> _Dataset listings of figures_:
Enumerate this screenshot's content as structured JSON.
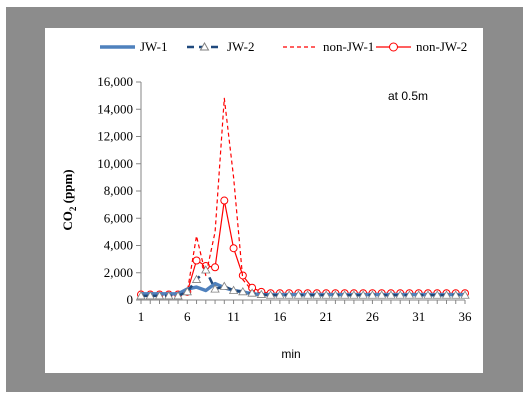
{
  "chart_data": {
    "type": "line",
    "title": "",
    "annotation": "at 0.5m",
    "xlabel": "min",
    "ylabel_main": "CO",
    "ylabel_sub": "2",
    "ylabel_unit": " (ppm)",
    "xlim": [
      1,
      36
    ],
    "ylim": [
      0,
      16000
    ],
    "x_ticks": [
      1,
      6,
      11,
      16,
      21,
      26,
      31,
      36
    ],
    "y_ticks": [
      0,
      2000,
      4000,
      6000,
      8000,
      10000,
      12000,
      14000,
      16000
    ],
    "y_tick_labels": [
      "0",
      "2,000",
      "4,000",
      "6,000",
      "8,000",
      "10,000",
      "12,000",
      "14,000",
      "16,000"
    ],
    "grid": false,
    "legend_position": "top",
    "x": [
      1,
      2,
      3,
      4,
      5,
      6,
      7,
      8,
      9,
      10,
      11,
      12,
      13,
      14,
      15,
      16,
      17,
      18,
      19,
      20,
      21,
      22,
      23,
      24,
      25,
      26,
      27,
      28,
      29,
      30,
      31,
      32,
      33,
      34,
      35,
      36
    ],
    "series": [
      {
        "name": "JW-1",
        "color": "#4f81bd",
        "style": "solid-thick",
        "values": [
          450,
          450,
          450,
          450,
          450,
          800,
          950,
          700,
          1200,
          900,
          700,
          600,
          450,
          400,
          400,
          400,
          400,
          400,
          400,
          400,
          400,
          400,
          400,
          400,
          400,
          400,
          400,
          400,
          400,
          400,
          400,
          400,
          400,
          400,
          400,
          400
        ]
      },
      {
        "name": "JW-2",
        "color": "#1f497d",
        "style": "dash-triangle",
        "values": [
          300,
          300,
          300,
          300,
          300,
          600,
          1500,
          2200,
          800,
          1000,
          700,
          600,
          500,
          400,
          350,
          350,
          350,
          350,
          350,
          350,
          350,
          350,
          350,
          350,
          350,
          350,
          350,
          350,
          350,
          350,
          350,
          350,
          350,
          350,
          350,
          350
        ]
      },
      {
        "name": "non-JW-1",
        "color": "#ff0000",
        "style": "dashed",
        "values": [
          400,
          400,
          400,
          400,
          400,
          600,
          4700,
          1800,
          5000,
          14800,
          9000,
          1500,
          700,
          500,
          450,
          450,
          450,
          450,
          450,
          450,
          450,
          450,
          450,
          450,
          450,
          450,
          450,
          450,
          450,
          450,
          450,
          450,
          450,
          450,
          450,
          450
        ]
      },
      {
        "name": "non-JW-2",
        "color": "#ff0000",
        "style": "solid-circle",
        "values": [
          400,
          400,
          400,
          400,
          400,
          600,
          2900,
          2500,
          2400,
          7300,
          3800,
          1800,
          900,
          600,
          500,
          500,
          500,
          500,
          500,
          500,
          500,
          500,
          500,
          500,
          500,
          500,
          500,
          500,
          500,
          500,
          500,
          500,
          500,
          500,
          500,
          500
        ]
      }
    ]
  }
}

> _Your objective_:
In the copy, include all records verbatim but no images.

> _Response below_:
Enumerate this screenshot's content as structured JSON.
{
  "chart_data": {
    "type": "line",
    "title": "",
    "annotation": "at 0.5m",
    "xlabel": "min",
    "ylabel_main": "CO",
    "ylabel_sub": "2",
    "ylabel_unit": " (ppm)",
    "xlim": [
      1,
      36
    ],
    "ylim": [
      0,
      16000
    ],
    "x_ticks": [
      1,
      6,
      11,
      16,
      21,
      26,
      31,
      36
    ],
    "y_ticks": [
      0,
      2000,
      4000,
      6000,
      8000,
      10000,
      12000,
      14000,
      16000
    ],
    "y_tick_labels": [
      "0",
      "2,000",
      "4,000",
      "6,000",
      "8,000",
      "10,000",
      "12,000",
      "14,000",
      "16,000"
    ],
    "grid": false,
    "legend_position": "top",
    "x": [
      1,
      2,
      3,
      4,
      5,
      6,
      7,
      8,
      9,
      10,
      11,
      12,
      13,
      14,
      15,
      16,
      17,
      18,
      19,
      20,
      21,
      22,
      23,
      24,
      25,
      26,
      27,
      28,
      29,
      30,
      31,
      32,
      33,
      34,
      35,
      36
    ],
    "series": [
      {
        "name": "JW-1",
        "color": "#4f81bd",
        "style": "solid-thick",
        "values": [
          450,
          450,
          450,
          450,
          450,
          800,
          950,
          700,
          1200,
          900,
          700,
          600,
          450,
          400,
          400,
          400,
          400,
          400,
          400,
          400,
          400,
          400,
          400,
          400,
          400,
          400,
          400,
          400,
          400,
          400,
          400,
          400,
          400,
          400,
          400,
          400
        ]
      },
      {
        "name": "JW-2",
        "color": "#1f497d",
        "style": "dash-triangle",
        "values": [
          300,
          300,
          300,
          300,
          300,
          600,
          1500,
          2200,
          800,
          1000,
          700,
          600,
          500,
          400,
          350,
          350,
          350,
          350,
          350,
          350,
          350,
          350,
          350,
          350,
          350,
          350,
          350,
          350,
          350,
          350,
          350,
          350,
          350,
          350,
          350,
          350
        ]
      },
      {
        "name": "non-JW-1",
        "color": "#ff0000",
        "style": "dashed",
        "values": [
          400,
          400,
          400,
          400,
          400,
          600,
          4700,
          1800,
          5000,
          14800,
          9000,
          1500,
          700,
          500,
          450,
          450,
          450,
          450,
          450,
          450,
          450,
          450,
          450,
          450,
          450,
          450,
          450,
          450,
          450,
          450,
          450,
          450,
          450,
          450,
          450,
          450
        ]
      },
      {
        "name": "non-JW-2",
        "color": "#ff0000",
        "style": "solid-circle",
        "values": [
          400,
          400,
          400,
          400,
          400,
          600,
          2900,
          2500,
          2400,
          7300,
          3800,
          1800,
          900,
          600,
          500,
          500,
          500,
          500,
          500,
          500,
          500,
          500,
          500,
          500,
          500,
          500,
          500,
          500,
          500,
          500,
          500,
          500,
          500,
          500,
          500,
          500
        ]
      }
    ]
  }
}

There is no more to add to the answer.